MATERIAL PROVIDED:
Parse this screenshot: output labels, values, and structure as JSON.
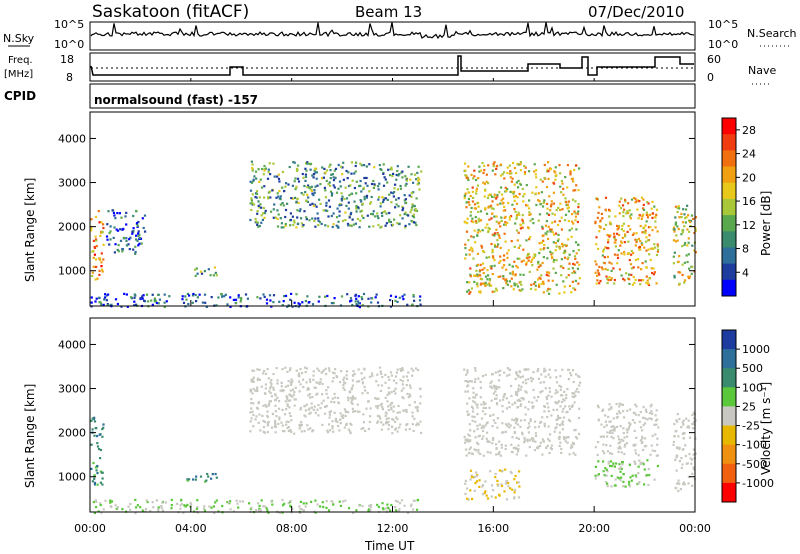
{
  "header": {
    "station": "Saskatoon (fitACF)",
    "beam": "Beam 13",
    "date": "07/Dec/2010"
  },
  "top_panels": {
    "nsky_label": "N.Sky",
    "nsky_ticks": [
      "10^5",
      "10^0"
    ],
    "nsearch_label": "N.Search",
    "nsearch_ticks": [
      "10^5",
      "10^0"
    ],
    "freq_label_1": "Freq.",
    "freq_label_2": "[MHz]",
    "freq_ticks": [
      "18",
      "8"
    ],
    "nave_label": "Nave",
    "nave_ticks": [
      "60",
      "0"
    ],
    "cpid_label": "CPID",
    "cpid_text": "normalsound (fast) -157"
  },
  "colors": {
    "power_scale": [
      "#0000ff",
      "#1e3c9e",
      "#2e6e9a",
      "#3a8a6e",
      "#5aa84e",
      "#a8c83a",
      "#e8c81a",
      "#f0a010",
      "#f07010",
      "#f03c10",
      "#ff0000"
    ],
    "velocity_scale": [
      "#1e3ca0",
      "#2e6e9a",
      "#3a8a6e",
      "#5ac83a",
      "#c8c8c0",
      "#e8b800",
      "#f09010",
      "#f06010",
      "#ff0000"
    ]
  },
  "chart_data": [
    {
      "type": "heatmap",
      "panel": "power",
      "ylabel": "Slant Range [km]",
      "yticks": [
        "1000",
        "2000",
        "3000",
        "4000"
      ],
      "ylim": [
        200,
        4600
      ],
      "xlim_hours": [
        0,
        24
      ],
      "colorbar_label": "Power [dB]",
      "colorbar_ticks": [
        "4",
        "8",
        "12",
        "16",
        "20",
        "24",
        "28"
      ],
      "colorbar_range": [
        0,
        30
      ],
      "echo_regions": [
        {
          "t": [
            0.0,
            0.5
          ],
          "r": [
            800,
            2400
          ],
          "value": 22
        },
        {
          "t": [
            0.6,
            2.2
          ],
          "r": [
            1400,
            2400
          ],
          "value": 6
        },
        {
          "t": [
            3.8,
            5.0
          ],
          "r": [
            900,
            1100
          ],
          "value": 10
        },
        {
          "t": [
            6.3,
            13.1
          ],
          "r": [
            2000,
            3500
          ],
          "value": 10
        },
        {
          "t": [
            0.0,
            13.1
          ],
          "r": [
            200,
            500
          ],
          "value": 6
        },
        {
          "t": [
            14.8,
            19.4
          ],
          "r": [
            500,
            3500
          ],
          "value": 18
        },
        {
          "t": [
            20.0,
            22.5
          ],
          "r": [
            700,
            2700
          ],
          "value": 20
        },
        {
          "t": [
            23.1,
            24.0
          ],
          "r": [
            700,
            2500
          ],
          "value": 16
        }
      ]
    },
    {
      "type": "heatmap",
      "panel": "velocity",
      "ylabel": "Slant Range [km]",
      "yticks": [
        "1000",
        "2000",
        "3000",
        "4000"
      ],
      "ylim": [
        200,
        4600
      ],
      "xlabel": "Time UT",
      "xticks": [
        "00:00",
        "04:00",
        "08:00",
        "12:00",
        "16:00",
        "20:00",
        "00:00"
      ],
      "xlim_hours": [
        0,
        24
      ],
      "colorbar_label": "Velocity [m s⁻¹]",
      "colorbar_ticks": [
        "1000",
        "500",
        "100",
        "25",
        "-25",
        "-100",
        "-500",
        "-1000"
      ],
      "colorbar_range": [
        -1000,
        1000
      ],
      "echo_regions": [
        {
          "t": [
            0.0,
            0.5
          ],
          "r": [
            800,
            2400
          ],
          "value": 500
        },
        {
          "t": [
            3.8,
            5.0
          ],
          "r": [
            900,
            1100
          ],
          "value": 500
        },
        {
          "t": [
            6.3,
            13.1
          ],
          "r": [
            2000,
            3500
          ],
          "value": 0
        },
        {
          "t": [
            0.0,
            13.1
          ],
          "r": [
            200,
            500
          ],
          "value": 100
        },
        {
          "t": [
            14.8,
            17.0
          ],
          "r": [
            500,
            1200
          ],
          "value": -100
        },
        {
          "t": [
            14.8,
            19.4
          ],
          "r": [
            1500,
            3500
          ],
          "value": 0
        },
        {
          "t": [
            20.0,
            22.5
          ],
          "r": [
            800,
            1400
          ],
          "value": 100
        },
        {
          "t": [
            20.0,
            22.5
          ],
          "r": [
            1500,
            2700
          ],
          "value": 0
        },
        {
          "t": [
            23.1,
            24.0
          ],
          "r": [
            700,
            2500
          ],
          "value": 0
        }
      ]
    }
  ]
}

THE PROBLEM: Leaving the pictures aside, transcribe the entire listing exactly.

EXERCISE SOLUTION:
Parse this screenshot: output labels, values, and structure as JSON.
{
  "header": {
    "station": "Saskatoon (fitACF)",
    "beam": "Beam 13",
    "date": "07/Dec/2010"
  },
  "top_panels": {
    "nsky_label": "N.Sky",
    "nsky_ticks": [
      "10^5",
      "10^0"
    ],
    "nsearch_label": "N.Search",
    "nsearch_ticks": [
      "10^5",
      "10^0"
    ],
    "freq_label_1": "Freq.",
    "freq_label_2": "[MHz]",
    "freq_ticks": [
      "18",
      "8"
    ],
    "nave_label": "Nave",
    "nave_ticks": [
      "60",
      "0"
    ],
    "cpid_label": "CPID",
    "cpid_text": "normalsound (fast) -157"
  },
  "colors": {
    "power_scale": [
      "#0000ff",
      "#1e3c9e",
      "#2e6e9a",
      "#3a8a6e",
      "#5aa84e",
      "#a8c83a",
      "#e8c81a",
      "#f0a010",
      "#f07010",
      "#f03c10",
      "#ff0000"
    ],
    "velocity_scale": [
      "#1e3ca0",
      "#2e6e9a",
      "#3a8a6e",
      "#5ac83a",
      "#c8c8c0",
      "#e8b800",
      "#f09010",
      "#f06010",
      "#ff0000"
    ]
  },
  "chart_data": [
    {
      "type": "heatmap",
      "panel": "power",
      "ylabel": "Slant Range [km]",
      "yticks": [
        "1000",
        "2000",
        "3000",
        "4000"
      ],
      "ylim": [
        200,
        4600
      ],
      "xlim_hours": [
        0,
        24
      ],
      "colorbar_label": "Power [dB]",
      "colorbar_ticks": [
        "4",
        "8",
        "12",
        "16",
        "20",
        "24",
        "28"
      ],
      "colorbar_range": [
        0,
        30
      ],
      "echo_regions": [
        {
          "t": [
            0.0,
            0.5
          ],
          "r": [
            800,
            2400
          ],
          "value": 22
        },
        {
          "t": [
            0.6,
            2.2
          ],
          "r": [
            1400,
            2400
          ],
          "value": 6
        },
        {
          "t": [
            3.8,
            5.0
          ],
          "r": [
            900,
            1100
          ],
          "value": 10
        },
        {
          "t": [
            6.3,
            13.1
          ],
          "r": [
            2000,
            3500
          ],
          "value": 10
        },
        {
          "t": [
            0.0,
            13.1
          ],
          "r": [
            200,
            500
          ],
          "value": 6
        },
        {
          "t": [
            14.8,
            19.4
          ],
          "r": [
            500,
            3500
          ],
          "value": 18
        },
        {
          "t": [
            20.0,
            22.5
          ],
          "r": [
            700,
            2700
          ],
          "value": 20
        },
        {
          "t": [
            23.1,
            24.0
          ],
          "r": [
            700,
            2500
          ],
          "value": 16
        }
      ]
    },
    {
      "type": "heatmap",
      "panel": "velocity",
      "ylabel": "Slant Range [km]",
      "yticks": [
        "1000",
        "2000",
        "3000",
        "4000"
      ],
      "ylim": [
        200,
        4600
      ],
      "xlabel": "Time UT",
      "xticks": [
        "00:00",
        "04:00",
        "08:00",
        "12:00",
        "16:00",
        "20:00",
        "00:00"
      ],
      "xlim_hours": [
        0,
        24
      ],
      "colorbar_label": "Velocity [m s⁻¹]",
      "colorbar_ticks": [
        "1000",
        "500",
        "100",
        "25",
        "-25",
        "-100",
        "-500",
        "-1000"
      ],
      "colorbar_range": [
        -1000,
        1000
      ],
      "echo_regions": [
        {
          "t": [
            0.0,
            0.5
          ],
          "r": [
            800,
            2400
          ],
          "value": 500
        },
        {
          "t": [
            3.8,
            5.0
          ],
          "r": [
            900,
            1100
          ],
          "value": 500
        },
        {
          "t": [
            6.3,
            13.1
          ],
          "r": [
            2000,
            3500
          ],
          "value": 0
        },
        {
          "t": [
            0.0,
            13.1
          ],
          "r": [
            200,
            500
          ],
          "value": 100
        },
        {
          "t": [
            14.8,
            17.0
          ],
          "r": [
            500,
            1200
          ],
          "value": -100
        },
        {
          "t": [
            14.8,
            19.4
          ],
          "r": [
            1500,
            3500
          ],
          "value": 0
        },
        {
          "t": [
            20.0,
            22.5
          ],
          "r": [
            800,
            1400
          ],
          "value": 100
        },
        {
          "t": [
            20.0,
            22.5
          ],
          "r": [
            1500,
            2700
          ],
          "value": 0
        },
        {
          "t": [
            23.1,
            24.0
          ],
          "r": [
            700,
            2500
          ],
          "value": 0
        }
      ]
    }
  ]
}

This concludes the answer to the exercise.